> WRITTEN TASK:
Make an exact copy of the lines, leaving the pictures out.

========================================================================

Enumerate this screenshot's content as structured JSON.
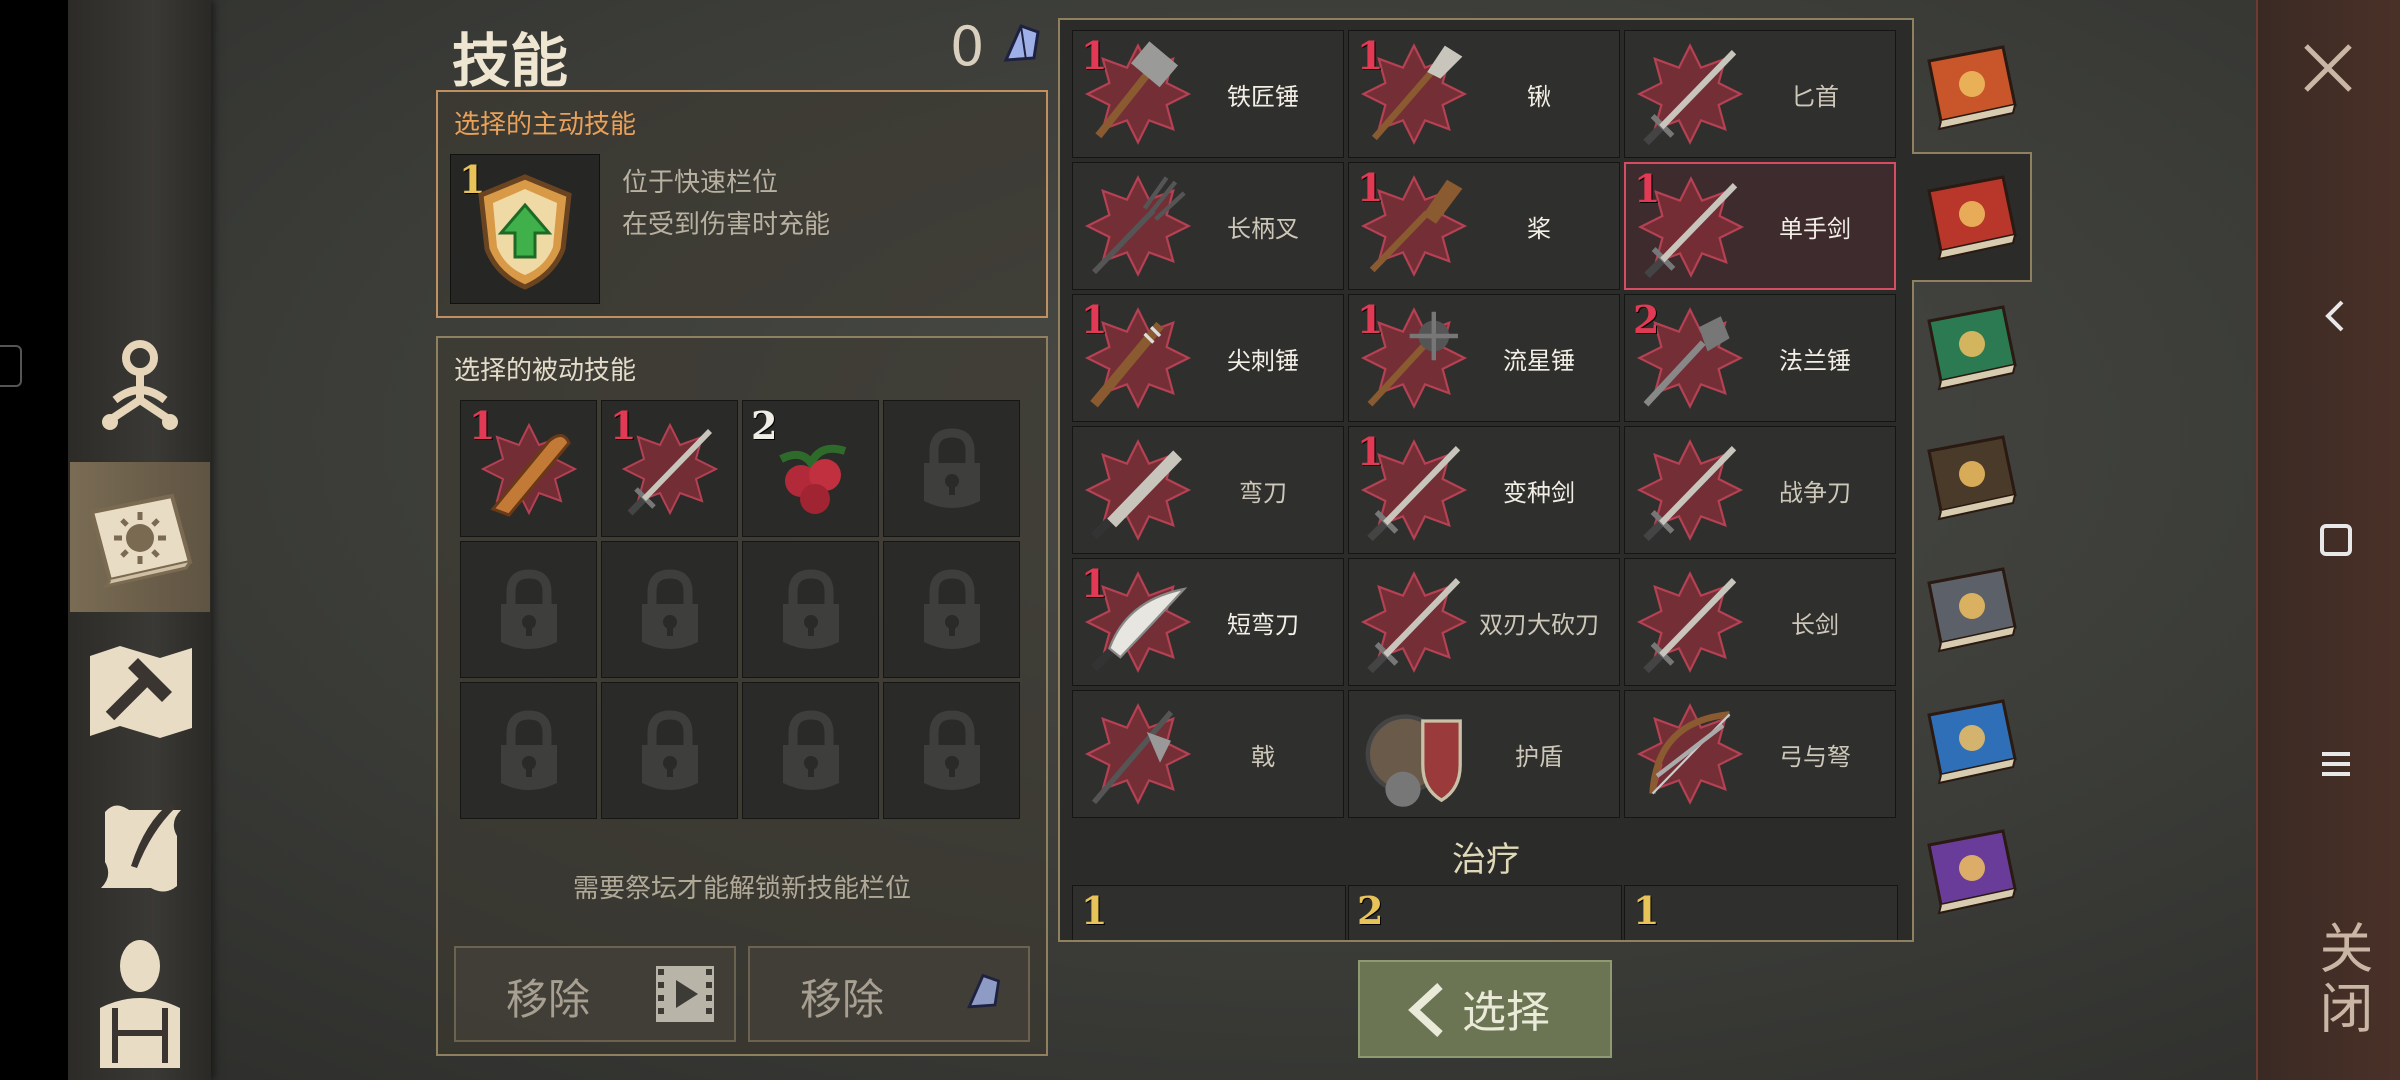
{
  "header": {
    "title": "技能",
    "points": "0"
  },
  "active_skill": {
    "title": "选择的主动技能",
    "level": "1",
    "desc_line1": "位于快速栏位",
    "desc_line2": "在受到伤害时充能"
  },
  "passive_skills": {
    "title": "选择的被动技能",
    "slots": [
      {
        "level": "1",
        "icon": "club-icon"
      },
      {
        "level": "1",
        "icon": "sword-icon"
      },
      {
        "level": "2",
        "icon": "berries-icon"
      },
      {
        "icon": "lock-icon"
      },
      {
        "icon": "lock-icon"
      },
      {
        "icon": "lock-icon"
      },
      {
        "icon": "lock-icon"
      },
      {
        "icon": "lock-icon"
      },
      {
        "icon": "lock-icon"
      },
      {
        "icon": "lock-icon"
      },
      {
        "icon": "lock-icon"
      },
      {
        "icon": "lock-icon"
      }
    ],
    "hint": "需要祭坛才能解锁新技能栏位",
    "remove_video_label": "移除",
    "remove_gem_label": "移除"
  },
  "weapons": [
    {
      "name": "铁匠锤",
      "level": "1",
      "icon": "sledgehammer-icon"
    },
    {
      "name": "锹",
      "level": "1",
      "icon": "shovel-icon"
    },
    {
      "name": "匕首",
      "level": "",
      "icon": "dagger-icon"
    },
    {
      "name": "长柄叉",
      "level": "",
      "icon": "pitchfork-icon"
    },
    {
      "name": "桨",
      "level": "1",
      "icon": "oar-icon"
    },
    {
      "name": "单手剑",
      "level": "1",
      "icon": "one-handed-sword-icon",
      "selected": true
    },
    {
      "name": "尖刺锤",
      "level": "1",
      "icon": "spiked-club-icon"
    },
    {
      "name": "流星锤",
      "level": "1",
      "icon": "morning-star-icon"
    },
    {
      "name": "法兰锤",
      "level": "2",
      "icon": "flanged-mace-icon"
    },
    {
      "name": "弯刀",
      "level": "",
      "icon": "machete-icon"
    },
    {
      "name": "变种剑",
      "level": "1",
      "icon": "mutant-sword-icon"
    },
    {
      "name": "战争刀",
      "level": "",
      "icon": "war-blade-icon"
    },
    {
      "name": "短弯刀",
      "level": "1",
      "icon": "short-scimitar-icon"
    },
    {
      "name": "双刃大砍刀",
      "level": "",
      "icon": "twin-blade-cleaver-icon"
    },
    {
      "name": "长剑",
      "level": "",
      "icon": "longsword-icon"
    },
    {
      "name": "戟",
      "level": "",
      "icon": "halberd-icon"
    },
    {
      "name": "护盾",
      "level": "",
      "icon": "shield-icon"
    },
    {
      "name": "弓与弩",
      "level": "",
      "icon": "bow-crossbow-icon"
    }
  ],
  "healing": {
    "title": "治疗",
    "peek_levels": [
      "1",
      "2",
      "1"
    ]
  },
  "book_tabs": [
    {
      "icon": "sun-book-icon",
      "color": "#c8562a"
    },
    {
      "icon": "sword-book-icon",
      "color": "#b8362a"
    },
    {
      "icon": "cross-book-icon",
      "color": "#2c7a52"
    },
    {
      "icon": "mask-book-icon",
      "color": "#4a3a2a"
    },
    {
      "icon": "crossbow-book-icon",
      "color": "#5c6068"
    },
    {
      "icon": "shield-book-icon",
      "color": "#2f6fb8"
    },
    {
      "icon": "arrows-book-icon",
      "color": "#6a3c9a"
    }
  ],
  "select_button": {
    "label": "选择"
  },
  "close_panel": {
    "label": "关闭"
  },
  "colors": {
    "level_red": "#e23a55",
    "selected_border": "#d64c63",
    "accent_orange": "#e9a15a",
    "select_green": "#6b7553"
  }
}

========================================================================

> ANSWER TO THE EXERCISE:
Enumerate this screenshot's content as structured JSON.
{
  "header": {
    "title": "技能",
    "points": "0"
  },
  "active_skill": {
    "title": "选择的主动技能",
    "level": "1",
    "desc_line1": "位于快速栏位",
    "desc_line2": "在受到伤害时充能"
  },
  "passive_skills": {
    "title": "选择的被动技能",
    "slots": [
      {
        "level": "1",
        "icon": "club-icon"
      },
      {
        "level": "1",
        "icon": "sword-icon"
      },
      {
        "level": "2",
        "icon": "berries-icon"
      },
      {
        "icon": "lock-icon"
      },
      {
        "icon": "lock-icon"
      },
      {
        "icon": "lock-icon"
      },
      {
        "icon": "lock-icon"
      },
      {
        "icon": "lock-icon"
      },
      {
        "icon": "lock-icon"
      },
      {
        "icon": "lock-icon"
      },
      {
        "icon": "lock-icon"
      },
      {
        "icon": "lock-icon"
      }
    ],
    "hint": "需要祭坛才能解锁新技能栏位",
    "remove_video_label": "移除",
    "remove_gem_label": "移除"
  },
  "weapons": [
    {
      "name": "铁匠锤",
      "level": "1",
      "icon": "sledgehammer-icon"
    },
    {
      "name": "锹",
      "level": "1",
      "icon": "shovel-icon"
    },
    {
      "name": "匕首",
      "level": "",
      "icon": "dagger-icon"
    },
    {
      "name": "长柄叉",
      "level": "",
      "icon": "pitchfork-icon"
    },
    {
      "name": "桨",
      "level": "1",
      "icon": "oar-icon"
    },
    {
      "name": "单手剑",
      "level": "1",
      "icon": "one-handed-sword-icon",
      "selected": true
    },
    {
      "name": "尖刺锤",
      "level": "1",
      "icon": "spiked-club-icon"
    },
    {
      "name": "流星锤",
      "level": "1",
      "icon": "morning-star-icon"
    },
    {
      "name": "法兰锤",
      "level": "2",
      "icon": "flanged-mace-icon"
    },
    {
      "name": "弯刀",
      "level": "",
      "icon": "machete-icon"
    },
    {
      "name": "变种剑",
      "level": "1",
      "icon": "mutant-sword-icon"
    },
    {
      "name": "战争刀",
      "level": "",
      "icon": "war-blade-icon"
    },
    {
      "name": "短弯刀",
      "level": "1",
      "icon": "short-scimitar-icon"
    },
    {
      "name": "双刃大砍刀",
      "level": "",
      "icon": "twin-blade-cleaver-icon"
    },
    {
      "name": "长剑",
      "level": "",
      "icon": "longsword-icon"
    },
    {
      "name": "戟",
      "level": "",
      "icon": "halberd-icon"
    },
    {
      "name": "护盾",
      "level": "",
      "icon": "shield-icon"
    },
    {
      "name": "弓与弩",
      "level": "",
      "icon": "bow-crossbow-icon"
    }
  ],
  "healing": {
    "title": "治疗",
    "peek_levels": [
      "1",
      "2",
      "1"
    ]
  },
  "book_tabs": [
    {
      "icon": "sun-book-icon",
      "color": "#c8562a"
    },
    {
      "icon": "sword-book-icon",
      "color": "#b8362a"
    },
    {
      "icon": "cross-book-icon",
      "color": "#2c7a52"
    },
    {
      "icon": "mask-book-icon",
      "color": "#4a3a2a"
    },
    {
      "icon": "crossbow-book-icon",
      "color": "#5c6068"
    },
    {
      "icon": "shield-book-icon",
      "color": "#2f6fb8"
    },
    {
      "icon": "arrows-book-icon",
      "color": "#6a3c9a"
    }
  ],
  "select_button": {
    "label": "选择"
  },
  "close_panel": {
    "label": "关闭"
  },
  "colors": {
    "level_red": "#e23a55",
    "selected_border": "#d64c63",
    "accent_orange": "#e9a15a",
    "select_green": "#6b7553"
  }
}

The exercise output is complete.